[Figure contents as structured data]
--

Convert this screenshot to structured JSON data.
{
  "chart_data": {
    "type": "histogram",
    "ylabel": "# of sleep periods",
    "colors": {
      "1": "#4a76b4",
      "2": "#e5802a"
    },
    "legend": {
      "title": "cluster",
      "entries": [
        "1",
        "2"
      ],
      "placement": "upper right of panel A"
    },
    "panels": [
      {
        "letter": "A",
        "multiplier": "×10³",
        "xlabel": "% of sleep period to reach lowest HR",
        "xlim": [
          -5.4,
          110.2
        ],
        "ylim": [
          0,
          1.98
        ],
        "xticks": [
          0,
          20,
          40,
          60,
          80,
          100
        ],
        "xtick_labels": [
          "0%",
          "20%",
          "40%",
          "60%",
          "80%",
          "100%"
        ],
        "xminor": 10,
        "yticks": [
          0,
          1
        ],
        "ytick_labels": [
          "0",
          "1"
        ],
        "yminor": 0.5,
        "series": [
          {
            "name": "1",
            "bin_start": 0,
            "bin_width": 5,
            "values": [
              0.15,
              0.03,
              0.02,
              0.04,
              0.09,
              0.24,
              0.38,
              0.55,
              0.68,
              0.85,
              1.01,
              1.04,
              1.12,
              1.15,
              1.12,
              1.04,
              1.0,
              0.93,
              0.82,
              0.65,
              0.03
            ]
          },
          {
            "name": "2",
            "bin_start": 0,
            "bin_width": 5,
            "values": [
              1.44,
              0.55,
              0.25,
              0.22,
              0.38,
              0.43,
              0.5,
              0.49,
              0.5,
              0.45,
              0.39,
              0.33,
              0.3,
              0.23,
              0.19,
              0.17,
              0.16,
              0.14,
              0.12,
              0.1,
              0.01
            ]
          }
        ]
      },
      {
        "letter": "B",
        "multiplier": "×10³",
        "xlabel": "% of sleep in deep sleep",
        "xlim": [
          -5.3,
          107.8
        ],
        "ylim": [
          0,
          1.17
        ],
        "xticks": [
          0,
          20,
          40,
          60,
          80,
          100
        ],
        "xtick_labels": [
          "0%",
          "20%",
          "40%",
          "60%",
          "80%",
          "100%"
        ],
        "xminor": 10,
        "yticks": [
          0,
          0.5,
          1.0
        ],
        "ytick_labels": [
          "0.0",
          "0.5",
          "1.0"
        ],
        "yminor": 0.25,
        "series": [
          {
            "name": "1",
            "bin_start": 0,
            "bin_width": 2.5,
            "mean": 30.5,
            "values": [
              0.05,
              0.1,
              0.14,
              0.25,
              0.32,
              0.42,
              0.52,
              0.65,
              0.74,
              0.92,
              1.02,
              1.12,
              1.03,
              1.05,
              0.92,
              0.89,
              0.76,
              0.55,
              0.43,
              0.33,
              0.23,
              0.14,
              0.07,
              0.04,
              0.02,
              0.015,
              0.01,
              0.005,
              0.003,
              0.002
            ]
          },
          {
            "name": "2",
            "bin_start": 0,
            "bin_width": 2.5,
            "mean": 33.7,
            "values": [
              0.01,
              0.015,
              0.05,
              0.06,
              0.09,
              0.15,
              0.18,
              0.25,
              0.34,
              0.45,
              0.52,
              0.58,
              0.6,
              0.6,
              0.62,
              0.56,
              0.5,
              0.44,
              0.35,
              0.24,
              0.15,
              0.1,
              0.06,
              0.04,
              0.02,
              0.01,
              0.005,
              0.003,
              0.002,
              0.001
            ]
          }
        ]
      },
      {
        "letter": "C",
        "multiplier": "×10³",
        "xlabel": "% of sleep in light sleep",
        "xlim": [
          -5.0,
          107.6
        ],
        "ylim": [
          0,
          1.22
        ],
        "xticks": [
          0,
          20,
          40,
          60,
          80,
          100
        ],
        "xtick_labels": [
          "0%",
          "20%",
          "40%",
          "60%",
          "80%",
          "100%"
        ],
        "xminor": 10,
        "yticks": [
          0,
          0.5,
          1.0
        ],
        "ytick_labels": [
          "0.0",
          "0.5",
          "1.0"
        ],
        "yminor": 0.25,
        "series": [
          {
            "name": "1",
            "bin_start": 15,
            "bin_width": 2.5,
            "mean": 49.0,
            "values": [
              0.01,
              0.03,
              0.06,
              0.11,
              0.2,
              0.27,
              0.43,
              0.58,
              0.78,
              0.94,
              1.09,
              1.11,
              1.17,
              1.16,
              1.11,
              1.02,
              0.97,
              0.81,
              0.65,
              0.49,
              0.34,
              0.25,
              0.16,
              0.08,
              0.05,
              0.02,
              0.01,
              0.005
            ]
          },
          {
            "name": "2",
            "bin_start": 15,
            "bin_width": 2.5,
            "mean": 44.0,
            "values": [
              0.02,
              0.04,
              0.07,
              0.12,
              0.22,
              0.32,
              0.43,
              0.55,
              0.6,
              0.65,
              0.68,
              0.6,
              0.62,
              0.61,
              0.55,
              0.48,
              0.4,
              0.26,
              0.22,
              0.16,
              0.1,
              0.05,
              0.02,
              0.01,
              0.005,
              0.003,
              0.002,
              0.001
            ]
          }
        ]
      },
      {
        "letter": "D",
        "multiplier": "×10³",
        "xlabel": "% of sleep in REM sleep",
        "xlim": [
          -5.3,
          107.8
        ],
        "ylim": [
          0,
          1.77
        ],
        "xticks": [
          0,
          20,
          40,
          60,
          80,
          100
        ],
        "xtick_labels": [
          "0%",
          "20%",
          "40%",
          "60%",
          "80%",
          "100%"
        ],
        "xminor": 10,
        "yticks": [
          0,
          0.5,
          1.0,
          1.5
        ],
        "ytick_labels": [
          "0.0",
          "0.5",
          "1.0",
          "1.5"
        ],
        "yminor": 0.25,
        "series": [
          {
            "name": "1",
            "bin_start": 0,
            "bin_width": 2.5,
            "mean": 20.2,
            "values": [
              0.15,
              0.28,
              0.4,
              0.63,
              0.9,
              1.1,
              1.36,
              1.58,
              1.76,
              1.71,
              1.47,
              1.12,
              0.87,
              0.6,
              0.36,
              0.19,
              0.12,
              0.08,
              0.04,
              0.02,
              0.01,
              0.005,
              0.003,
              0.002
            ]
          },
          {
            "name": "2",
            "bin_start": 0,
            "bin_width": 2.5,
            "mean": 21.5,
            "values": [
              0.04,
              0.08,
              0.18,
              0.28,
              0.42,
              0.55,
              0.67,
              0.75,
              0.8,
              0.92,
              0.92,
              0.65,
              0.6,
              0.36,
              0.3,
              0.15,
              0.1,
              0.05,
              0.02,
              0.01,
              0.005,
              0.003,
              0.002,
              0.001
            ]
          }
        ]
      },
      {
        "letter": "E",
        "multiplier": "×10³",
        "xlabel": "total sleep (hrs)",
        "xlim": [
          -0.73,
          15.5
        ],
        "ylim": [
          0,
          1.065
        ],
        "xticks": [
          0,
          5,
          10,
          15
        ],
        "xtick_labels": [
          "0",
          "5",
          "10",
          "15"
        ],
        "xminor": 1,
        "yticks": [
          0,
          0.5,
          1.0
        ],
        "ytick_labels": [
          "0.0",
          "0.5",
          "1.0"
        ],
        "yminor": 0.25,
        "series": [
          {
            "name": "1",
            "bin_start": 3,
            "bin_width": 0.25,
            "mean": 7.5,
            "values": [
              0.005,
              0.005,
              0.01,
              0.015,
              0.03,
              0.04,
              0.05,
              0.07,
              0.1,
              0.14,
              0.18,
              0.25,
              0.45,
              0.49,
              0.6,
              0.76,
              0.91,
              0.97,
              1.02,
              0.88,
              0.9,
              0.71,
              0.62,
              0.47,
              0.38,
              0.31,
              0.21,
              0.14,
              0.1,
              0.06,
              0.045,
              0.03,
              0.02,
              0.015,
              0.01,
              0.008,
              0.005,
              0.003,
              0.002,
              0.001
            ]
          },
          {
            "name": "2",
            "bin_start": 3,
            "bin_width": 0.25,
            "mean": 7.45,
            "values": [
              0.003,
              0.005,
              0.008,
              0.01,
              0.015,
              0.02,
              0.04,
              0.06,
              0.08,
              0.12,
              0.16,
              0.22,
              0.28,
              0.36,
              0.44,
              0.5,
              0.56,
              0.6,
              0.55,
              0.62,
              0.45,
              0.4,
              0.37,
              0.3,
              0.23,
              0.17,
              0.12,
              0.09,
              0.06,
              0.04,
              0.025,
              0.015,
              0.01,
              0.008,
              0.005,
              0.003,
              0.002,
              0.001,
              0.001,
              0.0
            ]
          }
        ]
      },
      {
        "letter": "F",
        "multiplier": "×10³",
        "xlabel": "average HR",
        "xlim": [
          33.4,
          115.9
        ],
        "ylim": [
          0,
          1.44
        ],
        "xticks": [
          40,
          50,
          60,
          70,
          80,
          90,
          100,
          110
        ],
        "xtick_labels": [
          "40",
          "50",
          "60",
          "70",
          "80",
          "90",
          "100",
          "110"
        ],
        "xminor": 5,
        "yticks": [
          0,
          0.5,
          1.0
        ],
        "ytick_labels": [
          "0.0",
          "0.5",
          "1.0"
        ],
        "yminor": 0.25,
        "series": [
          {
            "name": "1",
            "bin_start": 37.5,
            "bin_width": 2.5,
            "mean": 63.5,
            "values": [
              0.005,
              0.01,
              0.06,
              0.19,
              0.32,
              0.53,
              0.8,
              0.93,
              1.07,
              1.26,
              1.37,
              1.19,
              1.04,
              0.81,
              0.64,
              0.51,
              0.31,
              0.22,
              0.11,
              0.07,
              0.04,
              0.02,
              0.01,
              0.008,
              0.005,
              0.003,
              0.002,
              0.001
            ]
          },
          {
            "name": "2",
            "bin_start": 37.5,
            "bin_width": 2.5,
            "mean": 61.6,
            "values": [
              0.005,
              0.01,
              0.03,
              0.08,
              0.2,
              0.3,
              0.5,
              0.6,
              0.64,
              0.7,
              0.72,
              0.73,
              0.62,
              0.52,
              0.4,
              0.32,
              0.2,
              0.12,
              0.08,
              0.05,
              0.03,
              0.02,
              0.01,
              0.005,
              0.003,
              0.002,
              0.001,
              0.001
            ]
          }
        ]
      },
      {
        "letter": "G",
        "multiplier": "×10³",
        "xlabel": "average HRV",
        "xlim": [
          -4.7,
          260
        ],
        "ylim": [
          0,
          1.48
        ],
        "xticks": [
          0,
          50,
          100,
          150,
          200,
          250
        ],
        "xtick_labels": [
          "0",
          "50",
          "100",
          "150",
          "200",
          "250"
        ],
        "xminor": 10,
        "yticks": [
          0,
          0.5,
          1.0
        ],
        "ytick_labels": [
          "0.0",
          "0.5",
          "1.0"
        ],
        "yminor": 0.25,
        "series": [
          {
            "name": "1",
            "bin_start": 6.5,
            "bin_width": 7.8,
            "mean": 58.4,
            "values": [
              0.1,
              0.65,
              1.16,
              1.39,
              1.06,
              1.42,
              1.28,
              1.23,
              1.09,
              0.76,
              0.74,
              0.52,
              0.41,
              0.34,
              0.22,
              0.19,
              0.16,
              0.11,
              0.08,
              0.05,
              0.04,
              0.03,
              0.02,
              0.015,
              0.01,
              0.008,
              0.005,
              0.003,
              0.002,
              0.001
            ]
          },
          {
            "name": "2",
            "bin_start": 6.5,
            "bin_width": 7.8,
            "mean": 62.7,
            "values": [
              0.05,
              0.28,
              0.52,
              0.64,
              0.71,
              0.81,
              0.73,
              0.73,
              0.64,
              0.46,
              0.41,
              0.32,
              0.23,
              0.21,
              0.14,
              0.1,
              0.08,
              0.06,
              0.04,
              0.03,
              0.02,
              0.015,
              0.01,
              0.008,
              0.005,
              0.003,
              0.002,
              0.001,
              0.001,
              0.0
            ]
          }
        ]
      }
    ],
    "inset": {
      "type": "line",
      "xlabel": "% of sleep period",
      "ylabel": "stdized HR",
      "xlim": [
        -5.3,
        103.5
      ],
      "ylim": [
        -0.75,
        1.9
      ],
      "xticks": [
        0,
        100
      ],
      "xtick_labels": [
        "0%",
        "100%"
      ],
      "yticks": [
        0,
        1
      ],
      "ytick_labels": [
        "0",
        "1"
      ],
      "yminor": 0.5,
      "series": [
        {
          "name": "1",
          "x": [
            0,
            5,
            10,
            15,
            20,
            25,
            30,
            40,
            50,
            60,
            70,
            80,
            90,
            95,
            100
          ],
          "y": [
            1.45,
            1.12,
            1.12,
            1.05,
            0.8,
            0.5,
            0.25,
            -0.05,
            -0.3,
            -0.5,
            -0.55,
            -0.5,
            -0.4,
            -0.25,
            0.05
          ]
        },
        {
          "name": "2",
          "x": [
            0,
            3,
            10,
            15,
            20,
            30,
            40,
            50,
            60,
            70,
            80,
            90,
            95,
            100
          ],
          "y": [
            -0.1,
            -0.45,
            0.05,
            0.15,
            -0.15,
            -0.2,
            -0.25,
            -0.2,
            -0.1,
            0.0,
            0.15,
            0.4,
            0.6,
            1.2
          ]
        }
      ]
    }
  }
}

--

**To be done:** Copy every line of the records above that contains "letter".

**Written response:**
        "letter": "A",
        "letter": "B",
        "letter": "C",
        "letter": "D",
        "letter": "E",
        "letter": "F",
        "letter": "G",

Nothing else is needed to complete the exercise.